Excerto
Em abono da verdade, a concentração no sector editorial começou em 2002, quando a Porto Editora adquiriu duas editoras: a Areal Editores e a Lisboa Editora. Na altura, só os mais atentos e os outros editores escolares prestaram atenção a esse movimento, mas a Porto Editora dava passos firmes para se assumir como o maior grupo editorial português.
Em 2006, antecedendo o tornado que referi atrás, a Porto Editora diversificou a sua actividade para a ficção, ao mesmo tempo que consolidava a sua presença no exterior, nomeadamente em África.
E, em 2007, dá-se a convulsão total.
O Grupo Bertelsmann, através da sua divisão Direct Group (detentora do Círculo de Leitores e da Temas e Debates) compra a Bertrand. Na realidade, a compra deu-se em 2006, mas o real impacto verificou-se em 2007.
Paes do Amaral compra a Texto Editores, a seguir a Caminho, a Gailivro, a NovaGaia, a ASA e, já no final de 2007, a D. Quixote, não conseguindo adquirir a Editorial Presença e a Gradiva.
Entretanto, um outro grupo de investidores financeiros, o fundo Explorer, tinha adquirido a Oficina do Livro, a Casa das Letras e a Sebenta, às quais, em 2007, se juntou a Teorema.

Tarefa 1
Atualize o trecho do excerto sobre o setor editorial que vai de "Em abono da" até "nomeadamente em África.", trocando "adquiriu" por "comprou".
Tarefa 2
Segundo o excerto, que editoras a Porto Editora adquiriu em 2002?
Tarefa 3
Traduza para o inglês esta frase do excerto: "E, em 2007, dá-se a convulsão total."
Baseie-se somente no excerto.

Dados brutos
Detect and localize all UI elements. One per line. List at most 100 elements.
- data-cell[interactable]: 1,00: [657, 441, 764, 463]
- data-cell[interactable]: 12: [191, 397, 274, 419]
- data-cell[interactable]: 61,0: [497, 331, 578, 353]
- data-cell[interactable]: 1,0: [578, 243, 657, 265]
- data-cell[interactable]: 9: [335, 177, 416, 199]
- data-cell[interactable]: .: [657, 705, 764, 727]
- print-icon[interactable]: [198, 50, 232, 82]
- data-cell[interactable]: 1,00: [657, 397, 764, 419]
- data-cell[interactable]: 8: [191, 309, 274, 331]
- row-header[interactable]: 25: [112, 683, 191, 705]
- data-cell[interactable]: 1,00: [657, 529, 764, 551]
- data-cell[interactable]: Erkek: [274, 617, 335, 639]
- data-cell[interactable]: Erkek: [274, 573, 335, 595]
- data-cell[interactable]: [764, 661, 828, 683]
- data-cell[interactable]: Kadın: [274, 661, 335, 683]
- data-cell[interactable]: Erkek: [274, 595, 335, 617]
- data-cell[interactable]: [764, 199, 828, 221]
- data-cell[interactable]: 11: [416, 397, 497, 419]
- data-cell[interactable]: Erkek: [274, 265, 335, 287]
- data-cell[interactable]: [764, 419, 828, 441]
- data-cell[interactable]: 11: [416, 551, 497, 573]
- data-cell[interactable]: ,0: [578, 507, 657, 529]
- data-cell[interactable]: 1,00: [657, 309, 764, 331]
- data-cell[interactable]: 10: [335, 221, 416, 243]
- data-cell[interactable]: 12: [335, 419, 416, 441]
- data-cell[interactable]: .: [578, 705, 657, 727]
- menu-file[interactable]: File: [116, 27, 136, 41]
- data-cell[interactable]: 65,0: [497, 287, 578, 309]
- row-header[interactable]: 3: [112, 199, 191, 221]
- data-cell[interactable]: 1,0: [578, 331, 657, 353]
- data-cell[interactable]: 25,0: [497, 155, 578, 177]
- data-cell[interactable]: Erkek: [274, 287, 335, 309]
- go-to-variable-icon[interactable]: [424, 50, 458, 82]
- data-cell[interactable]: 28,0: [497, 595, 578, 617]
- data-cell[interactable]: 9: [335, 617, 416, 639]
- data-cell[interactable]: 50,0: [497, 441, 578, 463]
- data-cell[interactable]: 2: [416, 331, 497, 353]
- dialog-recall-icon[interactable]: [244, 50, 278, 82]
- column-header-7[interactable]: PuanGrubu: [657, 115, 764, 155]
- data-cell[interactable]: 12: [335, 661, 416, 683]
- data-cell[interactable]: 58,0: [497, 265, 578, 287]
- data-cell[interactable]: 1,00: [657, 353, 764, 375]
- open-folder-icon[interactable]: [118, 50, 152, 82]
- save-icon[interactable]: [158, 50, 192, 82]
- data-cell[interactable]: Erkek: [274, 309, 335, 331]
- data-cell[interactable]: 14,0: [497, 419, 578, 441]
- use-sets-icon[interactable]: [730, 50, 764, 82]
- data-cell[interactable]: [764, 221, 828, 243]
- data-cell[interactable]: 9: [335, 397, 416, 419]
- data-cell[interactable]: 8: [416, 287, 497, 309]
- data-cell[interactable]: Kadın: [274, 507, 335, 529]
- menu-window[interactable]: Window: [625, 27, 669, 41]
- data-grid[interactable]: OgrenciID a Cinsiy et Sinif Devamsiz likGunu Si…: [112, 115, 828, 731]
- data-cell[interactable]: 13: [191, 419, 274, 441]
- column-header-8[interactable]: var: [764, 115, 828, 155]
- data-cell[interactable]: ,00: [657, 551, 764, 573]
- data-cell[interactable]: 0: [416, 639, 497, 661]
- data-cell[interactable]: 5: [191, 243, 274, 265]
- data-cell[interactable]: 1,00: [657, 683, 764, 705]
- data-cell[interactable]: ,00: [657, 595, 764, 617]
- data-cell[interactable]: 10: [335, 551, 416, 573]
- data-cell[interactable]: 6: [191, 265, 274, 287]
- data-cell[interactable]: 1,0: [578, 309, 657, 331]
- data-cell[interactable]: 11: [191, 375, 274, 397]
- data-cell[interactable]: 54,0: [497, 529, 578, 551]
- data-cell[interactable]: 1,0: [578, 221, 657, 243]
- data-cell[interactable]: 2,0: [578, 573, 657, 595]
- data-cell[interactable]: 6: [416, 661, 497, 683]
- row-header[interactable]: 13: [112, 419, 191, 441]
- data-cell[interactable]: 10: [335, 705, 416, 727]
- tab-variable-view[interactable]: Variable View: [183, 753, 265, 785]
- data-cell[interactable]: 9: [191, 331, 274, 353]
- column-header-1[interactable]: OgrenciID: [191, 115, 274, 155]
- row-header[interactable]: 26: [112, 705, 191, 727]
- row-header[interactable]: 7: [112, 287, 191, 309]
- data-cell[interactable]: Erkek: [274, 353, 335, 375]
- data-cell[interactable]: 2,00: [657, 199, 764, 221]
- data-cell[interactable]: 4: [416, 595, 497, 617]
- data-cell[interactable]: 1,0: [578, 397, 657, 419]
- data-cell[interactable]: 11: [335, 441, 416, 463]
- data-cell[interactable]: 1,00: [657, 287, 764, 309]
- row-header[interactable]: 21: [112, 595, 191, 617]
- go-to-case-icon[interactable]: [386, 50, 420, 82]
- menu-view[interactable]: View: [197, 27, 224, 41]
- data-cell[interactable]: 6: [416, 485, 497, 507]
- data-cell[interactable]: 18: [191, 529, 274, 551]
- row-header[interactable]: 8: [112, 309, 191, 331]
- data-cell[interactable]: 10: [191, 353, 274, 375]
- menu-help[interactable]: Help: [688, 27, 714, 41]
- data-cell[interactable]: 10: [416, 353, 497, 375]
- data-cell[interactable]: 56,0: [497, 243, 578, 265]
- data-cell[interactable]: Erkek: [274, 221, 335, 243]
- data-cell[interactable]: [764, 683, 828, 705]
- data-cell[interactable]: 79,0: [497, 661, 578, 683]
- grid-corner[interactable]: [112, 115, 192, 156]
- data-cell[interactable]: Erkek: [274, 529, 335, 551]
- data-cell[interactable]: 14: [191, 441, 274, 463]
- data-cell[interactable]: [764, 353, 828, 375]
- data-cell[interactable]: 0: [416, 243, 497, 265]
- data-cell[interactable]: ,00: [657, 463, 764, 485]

Resolução escrita 1
Em abono da verdade, a concentração no sector editorial começou em 2002, quando a Porto Editora comprou duas editoras: a Areal Editores e a Lisboa Editora. Na altura, só os mais atentos e os outros editores escolares prestaram atenção a esse movimento, mas a Porto Editora dava passos firmes para se assumir como o maior grupo editorial português.
Em 2006, antecedendo o tornado que referi atrás, a Porto Editora diversificou a sua actividade para a ficção, ao mesmo tempo que consolidava a sua presença no exterior, nomeadamente em África.

Resolução escrita 2
A Areal Editores e a Lisboa Editora.

Resolução escrita 3
And, in 2007, total upheaval takes place.